## SET PROBLEM
Copy out each line of the data that holds the word "наименование".

## EXTRACTED MATERIAL
——————————

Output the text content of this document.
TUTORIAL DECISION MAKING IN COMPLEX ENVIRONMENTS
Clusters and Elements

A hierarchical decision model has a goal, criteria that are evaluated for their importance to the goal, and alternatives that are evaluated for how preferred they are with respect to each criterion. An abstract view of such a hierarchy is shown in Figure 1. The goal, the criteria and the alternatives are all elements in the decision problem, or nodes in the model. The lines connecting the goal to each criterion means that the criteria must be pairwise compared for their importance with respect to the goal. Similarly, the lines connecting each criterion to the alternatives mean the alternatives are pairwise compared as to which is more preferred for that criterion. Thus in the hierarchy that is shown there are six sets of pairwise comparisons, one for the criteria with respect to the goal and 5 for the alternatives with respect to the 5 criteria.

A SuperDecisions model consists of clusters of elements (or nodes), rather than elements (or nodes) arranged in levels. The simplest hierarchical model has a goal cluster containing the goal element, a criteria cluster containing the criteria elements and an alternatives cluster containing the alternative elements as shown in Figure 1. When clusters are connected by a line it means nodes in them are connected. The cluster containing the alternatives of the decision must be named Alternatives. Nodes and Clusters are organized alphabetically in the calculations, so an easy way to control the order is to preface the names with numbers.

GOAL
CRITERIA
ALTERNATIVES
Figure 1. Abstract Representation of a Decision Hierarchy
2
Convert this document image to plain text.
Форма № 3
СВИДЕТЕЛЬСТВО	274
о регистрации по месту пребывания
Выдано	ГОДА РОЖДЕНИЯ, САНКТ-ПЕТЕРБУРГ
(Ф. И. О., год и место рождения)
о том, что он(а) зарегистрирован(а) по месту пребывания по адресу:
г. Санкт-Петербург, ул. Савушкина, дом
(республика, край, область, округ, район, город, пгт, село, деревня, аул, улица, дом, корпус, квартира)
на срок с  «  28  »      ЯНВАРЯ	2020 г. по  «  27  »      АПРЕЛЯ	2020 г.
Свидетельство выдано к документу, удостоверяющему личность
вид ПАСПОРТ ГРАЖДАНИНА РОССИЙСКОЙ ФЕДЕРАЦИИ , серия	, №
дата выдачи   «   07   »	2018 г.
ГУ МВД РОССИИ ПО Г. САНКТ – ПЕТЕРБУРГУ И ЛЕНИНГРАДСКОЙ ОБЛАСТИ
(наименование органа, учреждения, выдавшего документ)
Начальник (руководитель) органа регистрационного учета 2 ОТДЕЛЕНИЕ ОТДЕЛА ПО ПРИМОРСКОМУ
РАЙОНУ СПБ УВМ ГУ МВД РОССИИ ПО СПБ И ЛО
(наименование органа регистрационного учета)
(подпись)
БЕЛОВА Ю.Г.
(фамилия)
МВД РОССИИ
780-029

——————————

## WRITTEN RESPONSE
(наименование органа, учреждения, выдавшего документ)
(наименование органа регистрационного учета)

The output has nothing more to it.